Problem statement
Count every line of the material that holds the string "Breynia". Respond with the total only.

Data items
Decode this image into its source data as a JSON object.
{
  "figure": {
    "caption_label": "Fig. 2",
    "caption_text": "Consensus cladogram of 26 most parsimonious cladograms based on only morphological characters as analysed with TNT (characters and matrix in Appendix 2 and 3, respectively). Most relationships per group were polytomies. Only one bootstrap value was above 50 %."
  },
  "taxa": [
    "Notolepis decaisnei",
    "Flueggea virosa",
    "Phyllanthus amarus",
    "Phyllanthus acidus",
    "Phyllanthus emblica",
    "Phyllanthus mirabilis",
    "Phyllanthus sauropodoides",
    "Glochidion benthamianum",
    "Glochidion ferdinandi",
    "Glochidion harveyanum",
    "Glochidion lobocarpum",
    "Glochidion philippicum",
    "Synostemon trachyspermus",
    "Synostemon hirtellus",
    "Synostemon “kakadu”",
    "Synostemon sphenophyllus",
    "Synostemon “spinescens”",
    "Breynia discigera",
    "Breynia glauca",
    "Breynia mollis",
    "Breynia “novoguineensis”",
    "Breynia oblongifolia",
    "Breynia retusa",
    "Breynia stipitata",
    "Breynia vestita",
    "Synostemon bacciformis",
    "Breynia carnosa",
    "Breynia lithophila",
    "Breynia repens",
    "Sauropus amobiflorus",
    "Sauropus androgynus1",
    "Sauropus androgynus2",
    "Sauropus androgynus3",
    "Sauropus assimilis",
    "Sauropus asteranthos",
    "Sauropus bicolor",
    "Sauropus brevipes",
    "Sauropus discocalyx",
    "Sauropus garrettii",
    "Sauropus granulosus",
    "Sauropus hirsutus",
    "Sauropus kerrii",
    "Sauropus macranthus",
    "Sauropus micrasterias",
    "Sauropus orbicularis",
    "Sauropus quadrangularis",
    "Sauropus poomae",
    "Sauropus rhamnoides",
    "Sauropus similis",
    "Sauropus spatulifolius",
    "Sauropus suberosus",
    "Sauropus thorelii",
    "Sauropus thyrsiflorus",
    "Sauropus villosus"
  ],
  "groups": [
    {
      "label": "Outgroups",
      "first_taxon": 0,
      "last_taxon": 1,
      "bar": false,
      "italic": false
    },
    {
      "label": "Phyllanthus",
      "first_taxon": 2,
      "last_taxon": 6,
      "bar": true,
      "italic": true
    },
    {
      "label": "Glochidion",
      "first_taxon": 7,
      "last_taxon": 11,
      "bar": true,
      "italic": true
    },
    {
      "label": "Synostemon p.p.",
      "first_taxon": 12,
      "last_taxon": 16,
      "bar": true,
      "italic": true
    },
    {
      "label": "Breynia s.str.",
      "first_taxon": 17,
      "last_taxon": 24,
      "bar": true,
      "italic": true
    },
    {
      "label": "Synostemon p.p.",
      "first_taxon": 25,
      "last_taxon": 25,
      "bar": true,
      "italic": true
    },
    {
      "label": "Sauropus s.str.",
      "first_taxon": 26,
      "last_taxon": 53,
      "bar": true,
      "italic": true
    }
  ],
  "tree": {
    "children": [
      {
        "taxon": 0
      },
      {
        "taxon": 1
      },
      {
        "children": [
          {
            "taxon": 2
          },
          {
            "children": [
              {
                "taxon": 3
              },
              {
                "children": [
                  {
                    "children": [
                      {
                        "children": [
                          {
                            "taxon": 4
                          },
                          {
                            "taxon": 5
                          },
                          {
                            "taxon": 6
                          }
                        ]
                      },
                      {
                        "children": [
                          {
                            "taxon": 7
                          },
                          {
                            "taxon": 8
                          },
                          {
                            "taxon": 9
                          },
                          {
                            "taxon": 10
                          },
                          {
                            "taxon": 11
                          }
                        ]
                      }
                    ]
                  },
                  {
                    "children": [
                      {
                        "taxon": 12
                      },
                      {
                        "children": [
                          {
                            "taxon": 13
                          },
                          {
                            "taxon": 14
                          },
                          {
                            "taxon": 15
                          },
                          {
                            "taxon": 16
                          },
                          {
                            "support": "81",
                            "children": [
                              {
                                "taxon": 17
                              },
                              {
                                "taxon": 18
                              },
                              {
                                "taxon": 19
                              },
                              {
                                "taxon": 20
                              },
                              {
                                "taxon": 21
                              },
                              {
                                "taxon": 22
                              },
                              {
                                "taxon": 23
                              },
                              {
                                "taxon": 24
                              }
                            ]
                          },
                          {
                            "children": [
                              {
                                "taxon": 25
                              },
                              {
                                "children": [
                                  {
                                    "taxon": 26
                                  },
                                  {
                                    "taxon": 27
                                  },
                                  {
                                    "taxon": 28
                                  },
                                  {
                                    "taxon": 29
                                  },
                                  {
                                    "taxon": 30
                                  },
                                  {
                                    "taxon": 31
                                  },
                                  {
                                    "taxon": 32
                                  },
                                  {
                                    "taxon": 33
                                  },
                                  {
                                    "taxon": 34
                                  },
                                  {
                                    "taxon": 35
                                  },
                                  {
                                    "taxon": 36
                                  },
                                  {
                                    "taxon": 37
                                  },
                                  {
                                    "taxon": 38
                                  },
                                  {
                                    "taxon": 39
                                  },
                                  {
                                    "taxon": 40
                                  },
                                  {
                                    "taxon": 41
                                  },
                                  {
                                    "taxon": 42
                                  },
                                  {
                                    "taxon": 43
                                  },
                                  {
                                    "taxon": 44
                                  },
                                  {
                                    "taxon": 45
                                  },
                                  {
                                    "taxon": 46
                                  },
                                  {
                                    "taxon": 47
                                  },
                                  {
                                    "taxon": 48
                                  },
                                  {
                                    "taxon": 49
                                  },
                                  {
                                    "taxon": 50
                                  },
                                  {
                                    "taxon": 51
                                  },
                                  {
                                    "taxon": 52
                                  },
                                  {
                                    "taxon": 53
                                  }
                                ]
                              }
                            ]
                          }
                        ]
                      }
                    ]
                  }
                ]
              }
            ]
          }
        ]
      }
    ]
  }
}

Solution to this problem
12